** start Stored records **

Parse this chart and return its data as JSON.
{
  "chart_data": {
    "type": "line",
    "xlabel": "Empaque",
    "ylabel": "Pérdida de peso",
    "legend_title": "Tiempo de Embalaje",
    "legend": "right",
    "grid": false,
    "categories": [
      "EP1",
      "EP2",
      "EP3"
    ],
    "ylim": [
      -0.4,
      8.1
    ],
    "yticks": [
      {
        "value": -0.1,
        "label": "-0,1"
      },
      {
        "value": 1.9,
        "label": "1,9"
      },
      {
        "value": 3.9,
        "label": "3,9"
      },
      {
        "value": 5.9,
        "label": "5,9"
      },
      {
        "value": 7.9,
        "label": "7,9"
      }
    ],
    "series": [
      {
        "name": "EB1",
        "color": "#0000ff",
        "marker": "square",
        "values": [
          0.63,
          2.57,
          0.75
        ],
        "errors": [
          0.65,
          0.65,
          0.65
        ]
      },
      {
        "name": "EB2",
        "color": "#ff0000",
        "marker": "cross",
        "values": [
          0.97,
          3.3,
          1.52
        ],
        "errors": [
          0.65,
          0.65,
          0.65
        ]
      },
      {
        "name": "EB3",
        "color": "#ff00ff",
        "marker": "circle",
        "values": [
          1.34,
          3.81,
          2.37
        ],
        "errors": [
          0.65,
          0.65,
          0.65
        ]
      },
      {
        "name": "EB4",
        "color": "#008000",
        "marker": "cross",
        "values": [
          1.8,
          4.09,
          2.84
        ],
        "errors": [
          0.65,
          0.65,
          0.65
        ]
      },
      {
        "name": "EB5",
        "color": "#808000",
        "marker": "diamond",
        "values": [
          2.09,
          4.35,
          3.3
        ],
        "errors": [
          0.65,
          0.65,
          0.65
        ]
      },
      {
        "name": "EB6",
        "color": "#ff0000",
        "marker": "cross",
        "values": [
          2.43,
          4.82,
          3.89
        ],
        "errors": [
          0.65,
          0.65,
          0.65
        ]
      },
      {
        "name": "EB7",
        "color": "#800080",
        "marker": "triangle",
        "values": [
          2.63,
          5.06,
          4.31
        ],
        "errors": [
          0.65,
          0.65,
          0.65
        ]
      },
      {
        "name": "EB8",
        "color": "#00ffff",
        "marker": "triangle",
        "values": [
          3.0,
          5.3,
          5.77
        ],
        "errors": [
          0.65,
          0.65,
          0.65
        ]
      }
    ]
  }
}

** end Stored records **

* What you need to do
From the preceding material, extract every line exactly.

* Full answer
Parse this chart and return its data as JSON.
{
  "chart_data": {
    "type": "line",
    "xlabel": "Empaque",
    "ylabel": "Pérdida de peso",
    "legend_title": "Tiempo de Embalaje",
    "legend": "right",
    "grid": false,
    "categories": [
      "EP1",
      "EP2",
      "EP3"
    ],
    "ylim": [
      -0.4,
      8.1
    ],
    "yticks": [
      {
        "value": -0.1,
        "label": "-0,1"
      },
      {
        "value": 1.9,
        "label": "1,9"
      },
      {
        "value": 3.9,
        "label": "3,9"
      },
      {
        "value": 5.9,
        "label": "5,9"
      },
      {
        "value": 7.9,
        "label": "7,9"
      }
    ],
    "series": [
      {
        "name": "EB1",
        "color": "#0000ff",
        "marker": "square",
        "values": [
          0.63,
          2.57,
          0.75
        ],
        "errors": [
          0.65,
          0.65,
          0.65
        ]
      },
      {
        "name": "EB2",
        "color": "#ff0000",
        "marker": "cross",
        "values": [
          0.97,
          3.3,
          1.52
        ],
        "errors": [
          0.65,
          0.65,
          0.65
        ]
      },
      {
        "name": "EB3",
        "color": "#ff00ff",
        "marker": "circle",
        "values": [
          1.34,
          3.81,
          2.37
        ],
        "errors": [
          0.65,
          0.65,
          0.65
        ]
      },
      {
        "name": "EB4",
        "color": "#008000",
        "marker": "cross",
        "values": [
          1.8,
          4.09,
          2.84
        ],
        "errors": [
          0.65,
          0.65,
          0.65
        ]
      },
      {
        "name": "EB5",
        "color": "#808000",
        "marker": "diamond",
        "values": [
          2.09,
          4.35,
          3.3
        ],
        "errors": [
          0.65,
          0.65,
          0.65
        ]
      },
      {
        "name": "EB6",
        "color": "#ff0000",
        "marker": "cross",
        "values": [
          2.43,
          4.82,
          3.89
        ],
        "errors": [
          0.65,
          0.65,
          0.65
        ]
      },
      {
        "name": "EB7",
        "color": "#800080",
        "marker": "triangle",
        "values": [
          2.63,
          5.06,
          4.31
        ],
        "errors": [
          0.65,
          0.65,
          0.65
        ]
      },
      {
        "name": "EB8",
        "color": "#00ffff",
        "marker": "triangle",
        "values": [
          3.0,
          5.3,
          5.77
        ],
        "errors": [
          0.65,
          0.65,
          0.65
        ]
      }
    ]
  }
}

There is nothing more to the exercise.